== Provided information ==
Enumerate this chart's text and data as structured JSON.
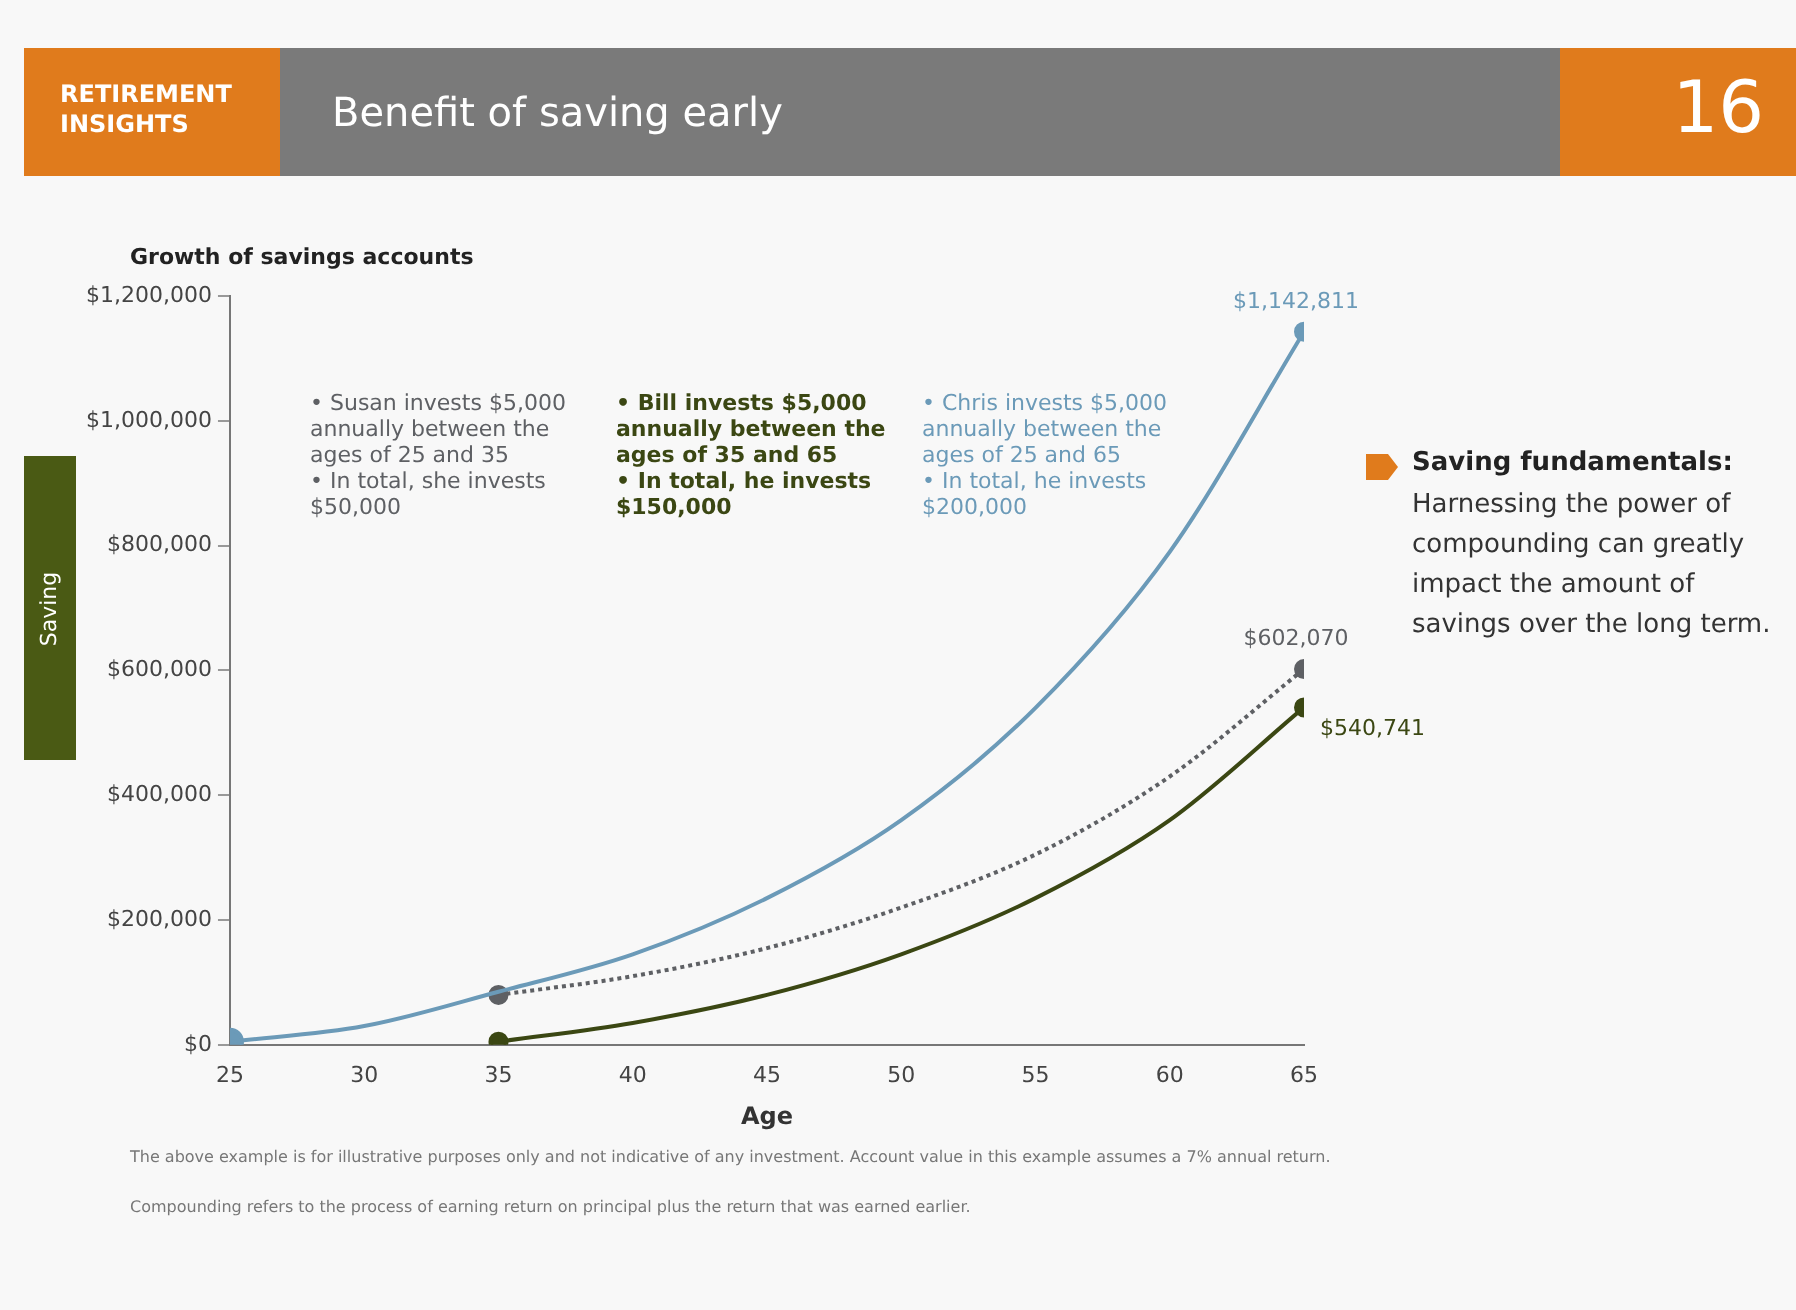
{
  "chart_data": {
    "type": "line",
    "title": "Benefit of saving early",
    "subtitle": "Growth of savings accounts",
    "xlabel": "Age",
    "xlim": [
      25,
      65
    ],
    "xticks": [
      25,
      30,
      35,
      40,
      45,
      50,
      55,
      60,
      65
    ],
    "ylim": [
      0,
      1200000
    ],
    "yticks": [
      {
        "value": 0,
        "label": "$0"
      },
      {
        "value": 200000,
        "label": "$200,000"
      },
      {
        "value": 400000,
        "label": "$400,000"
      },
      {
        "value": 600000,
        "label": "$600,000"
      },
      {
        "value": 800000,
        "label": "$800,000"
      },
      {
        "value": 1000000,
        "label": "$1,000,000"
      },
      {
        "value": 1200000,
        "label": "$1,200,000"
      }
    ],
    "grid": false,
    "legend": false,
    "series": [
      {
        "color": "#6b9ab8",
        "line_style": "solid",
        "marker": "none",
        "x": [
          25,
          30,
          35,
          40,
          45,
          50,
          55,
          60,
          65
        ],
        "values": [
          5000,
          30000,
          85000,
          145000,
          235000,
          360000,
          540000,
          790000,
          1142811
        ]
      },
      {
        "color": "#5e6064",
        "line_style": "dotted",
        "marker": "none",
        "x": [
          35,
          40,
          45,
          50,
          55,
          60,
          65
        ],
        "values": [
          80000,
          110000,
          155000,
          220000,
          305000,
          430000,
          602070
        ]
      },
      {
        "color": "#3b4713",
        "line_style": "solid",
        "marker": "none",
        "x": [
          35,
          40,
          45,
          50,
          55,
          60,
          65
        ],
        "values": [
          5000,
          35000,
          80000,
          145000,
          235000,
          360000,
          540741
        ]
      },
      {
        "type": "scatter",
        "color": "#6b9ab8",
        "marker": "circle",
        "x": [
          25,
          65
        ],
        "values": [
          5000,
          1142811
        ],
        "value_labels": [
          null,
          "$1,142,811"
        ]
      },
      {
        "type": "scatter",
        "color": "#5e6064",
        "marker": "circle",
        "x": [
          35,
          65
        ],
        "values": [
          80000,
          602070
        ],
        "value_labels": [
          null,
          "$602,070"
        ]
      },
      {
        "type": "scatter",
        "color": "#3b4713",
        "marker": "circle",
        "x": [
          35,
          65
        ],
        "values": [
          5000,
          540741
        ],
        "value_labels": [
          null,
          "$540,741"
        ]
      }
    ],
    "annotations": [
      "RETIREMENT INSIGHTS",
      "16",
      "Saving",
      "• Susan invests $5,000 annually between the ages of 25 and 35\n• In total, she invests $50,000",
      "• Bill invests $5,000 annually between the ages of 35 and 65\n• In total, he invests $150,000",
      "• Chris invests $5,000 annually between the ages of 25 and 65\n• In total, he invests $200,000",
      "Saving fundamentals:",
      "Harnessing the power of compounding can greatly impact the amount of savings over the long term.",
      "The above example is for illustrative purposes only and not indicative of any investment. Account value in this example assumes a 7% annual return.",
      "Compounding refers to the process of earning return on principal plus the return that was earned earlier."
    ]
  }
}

== Instructions for the task ==
Print the complete listing exactly as it stands, without its pictures.

== Answer for this exercise ==
Enumerate this chart's text and data as structured JSON.
{
  "chart_data": {
    "type": "line",
    "title": "Benefit of saving early",
    "subtitle": "Growth of savings accounts",
    "xlabel": "Age",
    "xlim": [
      25,
      65
    ],
    "xticks": [
      25,
      30,
      35,
      40,
      45,
      50,
      55,
      60,
      65
    ],
    "ylim": [
      0,
      1200000
    ],
    "yticks": [
      {
        "value": 0,
        "label": "$0"
      },
      {
        "value": 200000,
        "label": "$200,000"
      },
      {
        "value": 400000,
        "label": "$400,000"
      },
      {
        "value": 600000,
        "label": "$600,000"
      },
      {
        "value": 800000,
        "label": "$800,000"
      },
      {
        "value": 1000000,
        "label": "$1,000,000"
      },
      {
        "value": 1200000,
        "label": "$1,200,000"
      }
    ],
    "grid": false,
    "legend": false,
    "series": [
      {
        "color": "#6b9ab8",
        "line_style": "solid",
        "marker": "none",
        "x": [
          25,
          30,
          35,
          40,
          45,
          50,
          55,
          60,
          65
        ],
        "values": [
          5000,
          30000,
          85000,
          145000,
          235000,
          360000,
          540000,
          790000,
          1142811
        ]
      },
      {
        "color": "#5e6064",
        "line_style": "dotted",
        "marker": "none",
        "x": [
          35,
          40,
          45,
          50,
          55,
          60,
          65
        ],
        "values": [
          80000,
          110000,
          155000,
          220000,
          305000,
          430000,
          602070
        ]
      },
      {
        "color": "#3b4713",
        "line_style": "solid",
        "marker": "none",
        "x": [
          35,
          40,
          45,
          50,
          55,
          60,
          65
        ],
        "values": [
          5000,
          35000,
          80000,
          145000,
          235000,
          360000,
          540741
        ]
      },
      {
        "type": "scatter",
        "color": "#6b9ab8",
        "marker": "circle",
        "x": [
          25,
          65
        ],
        "values": [
          5000,
          1142811
        ],
        "value_labels": [
          null,
          "$1,142,811"
        ]
      },
      {
        "type": "scatter",
        "color": "#5e6064",
        "marker": "circle",
        "x": [
          35,
          65
        ],
        "values": [
          80000,
          602070
        ],
        "value_labels": [
          null,
          "$602,070"
        ]
      },
      {
        "type": "scatter",
        "color": "#3b4713",
        "marker": "circle",
        "x": [
          35,
          65
        ],
        "values": [
          5000,
          540741
        ],
        "value_labels": [
          null,
          "$540,741"
        ]
      }
    ],
    "annotations": [
      "RETIREMENT INSIGHTS",
      "16",
      "Saving",
      "• Susan invests $5,000 annually between the ages of 25 and 35\n• In total, she invests $50,000",
      "• Bill invests $5,000 annually between the ages of 35 and 65\n• In total, he invests $150,000",
      "• Chris invests $5,000 annually between the ages of 25 and 65\n• In total, he invests $200,000",
      "Saving fundamentals:",
      "Harnessing the power of compounding can greatly impact the amount of savings over the long term.",
      "The above example is for illustrative purposes only and not indicative of any investment. Account value in this example assumes a 7% annual return.",
      "Compounding refers to the process of earning return on principal plus the return that was earned earlier."
    ]
  }
}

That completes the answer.